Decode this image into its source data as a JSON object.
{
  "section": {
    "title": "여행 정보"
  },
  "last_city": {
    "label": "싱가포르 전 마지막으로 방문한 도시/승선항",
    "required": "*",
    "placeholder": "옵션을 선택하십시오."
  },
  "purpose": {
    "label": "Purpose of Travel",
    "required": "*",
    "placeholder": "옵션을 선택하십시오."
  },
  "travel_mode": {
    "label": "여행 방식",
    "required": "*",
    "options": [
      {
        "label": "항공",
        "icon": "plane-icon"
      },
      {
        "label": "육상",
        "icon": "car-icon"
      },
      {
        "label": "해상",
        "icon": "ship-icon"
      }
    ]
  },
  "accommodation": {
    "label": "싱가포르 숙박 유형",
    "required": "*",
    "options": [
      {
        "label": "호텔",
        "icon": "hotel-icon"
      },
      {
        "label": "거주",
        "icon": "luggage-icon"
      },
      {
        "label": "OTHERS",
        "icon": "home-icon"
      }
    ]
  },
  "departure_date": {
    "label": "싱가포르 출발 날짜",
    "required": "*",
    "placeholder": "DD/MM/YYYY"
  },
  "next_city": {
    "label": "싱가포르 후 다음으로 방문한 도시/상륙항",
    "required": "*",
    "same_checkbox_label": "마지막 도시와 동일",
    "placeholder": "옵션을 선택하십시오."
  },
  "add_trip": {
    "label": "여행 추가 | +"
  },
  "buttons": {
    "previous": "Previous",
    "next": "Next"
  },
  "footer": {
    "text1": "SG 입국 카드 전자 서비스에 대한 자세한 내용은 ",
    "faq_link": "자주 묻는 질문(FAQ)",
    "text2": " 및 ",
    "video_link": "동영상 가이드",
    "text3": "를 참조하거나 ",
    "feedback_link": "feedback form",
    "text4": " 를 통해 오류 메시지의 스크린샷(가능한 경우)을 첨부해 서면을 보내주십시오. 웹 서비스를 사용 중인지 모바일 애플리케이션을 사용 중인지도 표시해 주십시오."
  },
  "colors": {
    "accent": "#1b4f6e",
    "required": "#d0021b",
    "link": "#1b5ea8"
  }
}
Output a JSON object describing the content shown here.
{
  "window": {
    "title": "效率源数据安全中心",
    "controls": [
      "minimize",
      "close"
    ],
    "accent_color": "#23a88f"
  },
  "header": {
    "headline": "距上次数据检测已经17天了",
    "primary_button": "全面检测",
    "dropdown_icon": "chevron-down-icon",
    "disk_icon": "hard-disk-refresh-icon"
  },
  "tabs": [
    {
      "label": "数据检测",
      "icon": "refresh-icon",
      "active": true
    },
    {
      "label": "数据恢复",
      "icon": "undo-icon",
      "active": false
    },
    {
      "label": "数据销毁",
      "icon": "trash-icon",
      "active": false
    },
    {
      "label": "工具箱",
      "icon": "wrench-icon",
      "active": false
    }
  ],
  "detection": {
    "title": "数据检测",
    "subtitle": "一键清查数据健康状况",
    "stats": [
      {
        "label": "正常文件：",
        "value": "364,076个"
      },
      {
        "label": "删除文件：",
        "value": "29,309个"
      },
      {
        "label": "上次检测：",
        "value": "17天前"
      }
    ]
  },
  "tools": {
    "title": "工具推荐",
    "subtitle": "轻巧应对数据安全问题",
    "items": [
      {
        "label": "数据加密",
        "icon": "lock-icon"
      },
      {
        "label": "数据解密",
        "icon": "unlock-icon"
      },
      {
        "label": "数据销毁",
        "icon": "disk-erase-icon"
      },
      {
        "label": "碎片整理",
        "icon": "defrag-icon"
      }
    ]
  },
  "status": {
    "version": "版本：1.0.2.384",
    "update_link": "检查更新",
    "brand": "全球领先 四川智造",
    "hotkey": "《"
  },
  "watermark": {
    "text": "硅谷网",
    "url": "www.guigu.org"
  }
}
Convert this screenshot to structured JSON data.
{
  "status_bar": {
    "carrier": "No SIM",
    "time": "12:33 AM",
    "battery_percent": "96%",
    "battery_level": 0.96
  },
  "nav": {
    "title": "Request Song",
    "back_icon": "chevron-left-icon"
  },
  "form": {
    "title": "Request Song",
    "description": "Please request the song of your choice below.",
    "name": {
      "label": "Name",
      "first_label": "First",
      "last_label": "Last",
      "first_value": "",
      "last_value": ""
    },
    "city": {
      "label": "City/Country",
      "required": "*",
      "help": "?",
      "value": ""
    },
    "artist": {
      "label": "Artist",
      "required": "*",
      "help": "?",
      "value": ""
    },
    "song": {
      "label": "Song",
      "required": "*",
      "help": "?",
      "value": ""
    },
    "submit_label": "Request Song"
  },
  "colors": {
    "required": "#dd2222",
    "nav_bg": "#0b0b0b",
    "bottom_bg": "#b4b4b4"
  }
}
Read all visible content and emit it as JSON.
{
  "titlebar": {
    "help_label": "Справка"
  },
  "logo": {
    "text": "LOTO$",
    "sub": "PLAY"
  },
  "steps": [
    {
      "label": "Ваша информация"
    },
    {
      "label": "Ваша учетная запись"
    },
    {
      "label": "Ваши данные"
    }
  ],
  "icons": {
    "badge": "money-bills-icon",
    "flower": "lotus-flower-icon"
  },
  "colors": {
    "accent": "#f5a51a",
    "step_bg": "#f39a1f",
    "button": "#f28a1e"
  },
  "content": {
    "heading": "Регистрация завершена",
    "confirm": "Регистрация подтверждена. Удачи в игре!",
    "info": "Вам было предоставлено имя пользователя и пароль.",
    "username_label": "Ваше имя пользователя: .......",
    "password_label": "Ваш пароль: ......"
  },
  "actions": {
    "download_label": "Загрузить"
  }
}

___

STATED PROBLEM
Gather each line in these records that contains the string "chevron".

SOLUTION TO THE PROBLEM
    "dropdown_icon": "chevron-down-icon",
    "back_icon": "chevron-left-icon"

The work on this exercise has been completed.